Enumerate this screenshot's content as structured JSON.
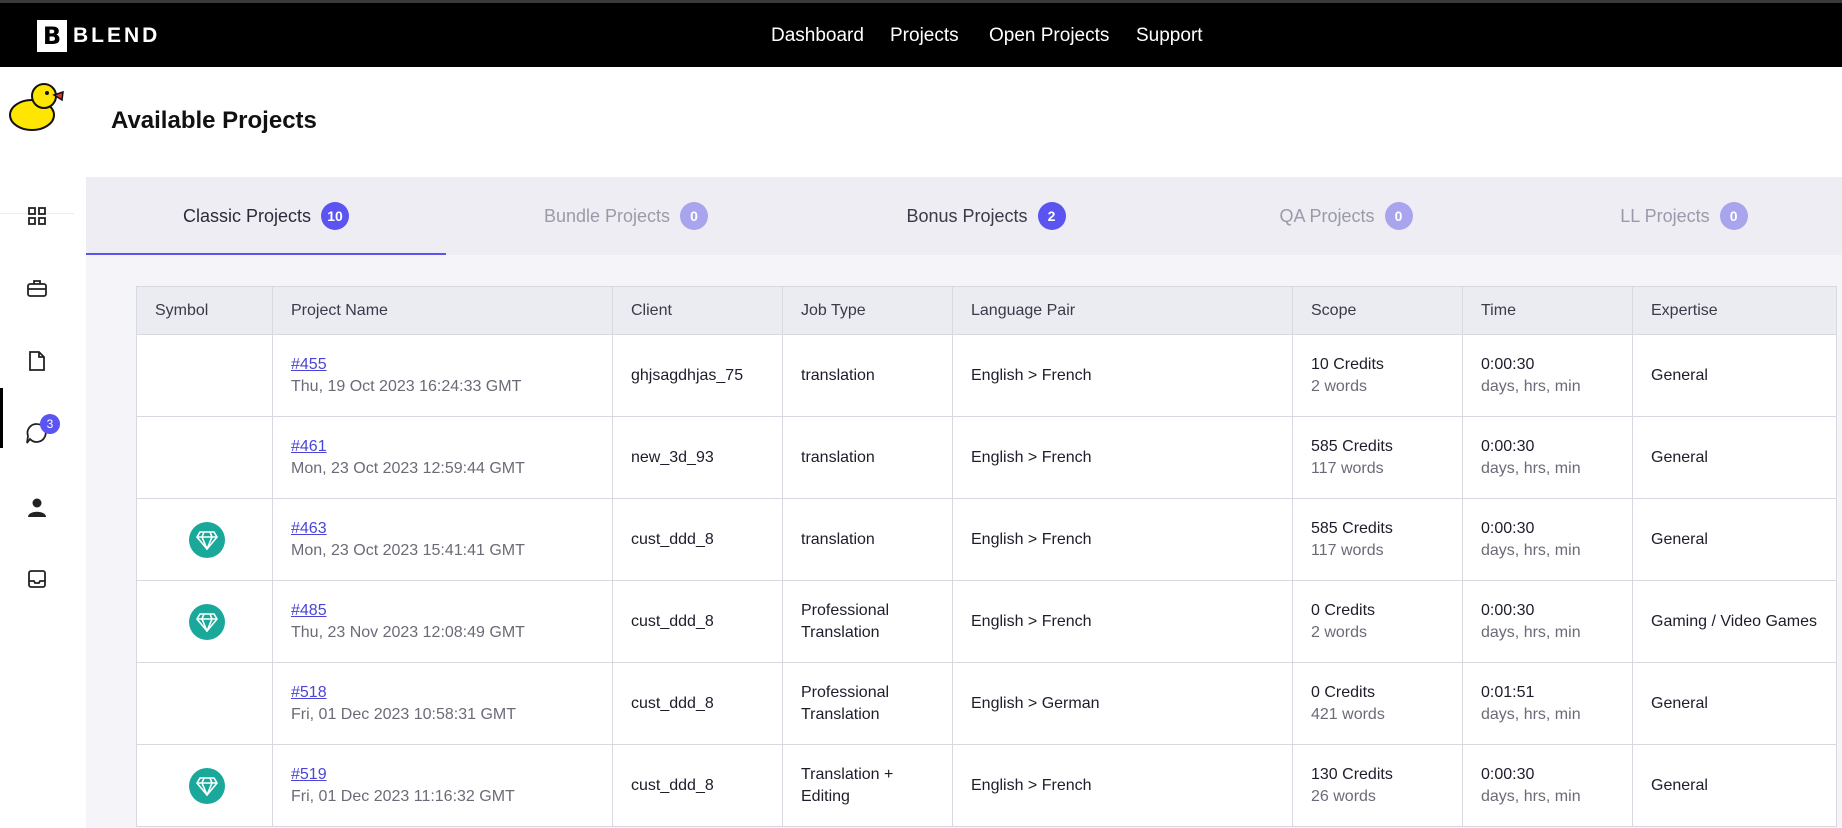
{
  "brand": {
    "logo_letter": "B",
    "logo_text": "BLEND"
  },
  "topnav": [
    {
      "label": "Dashboard"
    },
    {
      "label": "Projects"
    },
    {
      "label": "Open Projects"
    },
    {
      "label": "Support"
    }
  ],
  "sidebar": {
    "icons": [
      "grid-icon",
      "briefcase-icon",
      "document-icon",
      "chat-icon",
      "user-icon",
      "inbox-icon"
    ],
    "chat_badge": "3"
  },
  "page": {
    "title": "Available Projects"
  },
  "tabs": [
    {
      "label": "Classic Projects",
      "count": "10",
      "active": true
    },
    {
      "label": "Bundle Projects",
      "count": "0",
      "active": false
    },
    {
      "label": "Bonus Projects",
      "count": "2",
      "active": false
    },
    {
      "label": "QA Projects",
      "count": "0",
      "active": false
    },
    {
      "label": "LL Projects",
      "count": "0",
      "active": false
    }
  ],
  "colors": {
    "accent": "#5b54f0",
    "accent_muted": "#a8a4ee",
    "gem": "#1aa89a"
  },
  "table": {
    "headers": [
      "Symbol",
      "Project Name",
      "Client",
      "Job Type",
      "Language Pair",
      "Scope",
      "Time",
      "Expertise"
    ],
    "rows": [
      {
        "gem": false,
        "id": "#455",
        "date": "Thu, 19 Oct 2023 16:24:33 GMT",
        "client": "ghjsagdhjas_75",
        "job_type": "translation",
        "lang": "English > French",
        "credits": "10 Credits",
        "words": "2 words",
        "time": "0:00:30",
        "time_unit": "days, hrs, min",
        "expertise": "General"
      },
      {
        "gem": false,
        "id": "#461",
        "date": "Mon, 23 Oct 2023 12:59:44 GMT",
        "client": "new_3d_93",
        "job_type": "translation",
        "lang": "English > French",
        "credits": "585 Credits",
        "words": "117 words",
        "time": "0:00:30",
        "time_unit": "days, hrs, min",
        "expertise": "General"
      },
      {
        "gem": true,
        "id": "#463",
        "date": "Mon, 23 Oct 2023 15:41:41 GMT",
        "client": "cust_ddd_8",
        "job_type": "translation",
        "lang": "English > French",
        "credits": "585 Credits",
        "words": "117 words",
        "time": "0:00:30",
        "time_unit": "days, hrs, min",
        "expertise": "General"
      },
      {
        "gem": true,
        "id": "#485",
        "date": "Thu, 23 Nov 2023 12:08:49 GMT",
        "client": "cust_ddd_8",
        "job_type": "Professional Translation",
        "lang": "English > French",
        "credits": "0 Credits",
        "words": "2 words",
        "time": "0:00:30",
        "time_unit": "days, hrs, min",
        "expertise": "Gaming / Video Games"
      },
      {
        "gem": false,
        "id": "#518",
        "date": "Fri, 01 Dec 2023 10:58:31 GMT",
        "client": "cust_ddd_8",
        "job_type": "Professional Translation",
        "lang": "English > German",
        "credits": "0 Credits",
        "words": "421 words",
        "time": "0:01:51",
        "time_unit": "days, hrs, min",
        "expertise": "General"
      },
      {
        "gem": true,
        "id": "#519",
        "date": "Fri, 01 Dec 2023 11:16:32 GMT",
        "client": "cust_ddd_8",
        "job_type": "Translation + Editing",
        "lang": "English > French",
        "credits": "130 Credits",
        "words": "26 words",
        "time": "0:00:30",
        "time_unit": "days, hrs, min",
        "expertise": "General"
      }
    ]
  }
}
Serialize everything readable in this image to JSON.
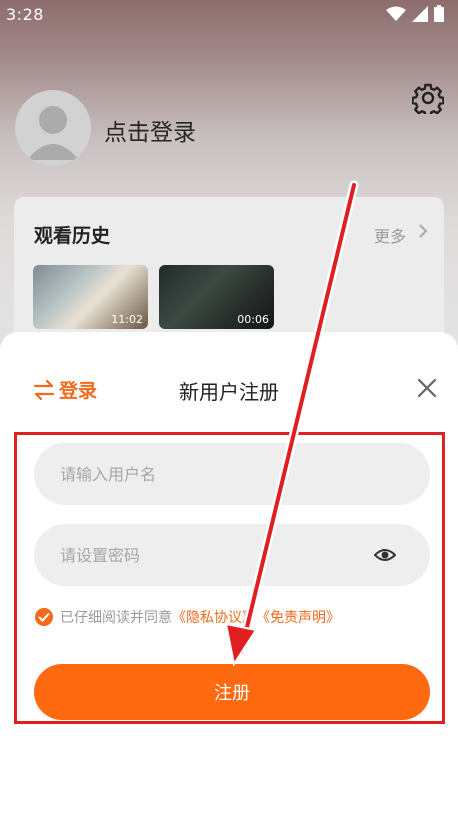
{
  "status_bar": {
    "time": "3:28"
  },
  "profile": {
    "login_prompt": "点击登录"
  },
  "history": {
    "title": "观看历史",
    "more": "更多",
    "items": [
      {
        "duration": "11:02"
      },
      {
        "duration": "00:06"
      }
    ]
  },
  "register_sheet": {
    "login_link": "登录",
    "title": "新用户注册",
    "username_placeholder": "请输入用户名",
    "password_placeholder": "请设置密码",
    "agreement_prefix": "已仔细阅读并同意",
    "privacy_link": "《隐私协议》",
    "disclaimer_link": "《免责声明》",
    "submit_label": "注册"
  },
  "colors": {
    "accent": "#ff6a10",
    "annotation": "#e02020"
  }
}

◆ ◆ ◆ ◆ ◆ ◆ ◆

- **Short task**: Copy out, unchanged, the span of lines beginning with the one that includes "Serialize everything readable" and running through the final line of the material above. Leave the pictures out.

- **Result for this task**:
Serialize everything readable in this image to JSON.
{
  "status_bar": {
    "time": "3:28"
  },
  "profile": {
    "login_prompt": "点击登录"
  },
  "history": {
    "title": "观看历史",
    "more": "更多",
    "items": [
      {
        "duration": "11:02"
      },
      {
        "duration": "00:06"
      }
    ]
  },
  "register_sheet": {
    "login_link": "登录",
    "title": "新用户注册",
    "username_placeholder": "请输入用户名",
    "password_placeholder": "请设置密码",
    "agreement_prefix": "已仔细阅读并同意",
    "privacy_link": "《隐私协议》",
    "disclaimer_link": "《免责声明》",
    "submit_label": "注册"
  },
  "colors": {
    "accent": "#ff6a10",
    "annotation": "#e02020"
  }
}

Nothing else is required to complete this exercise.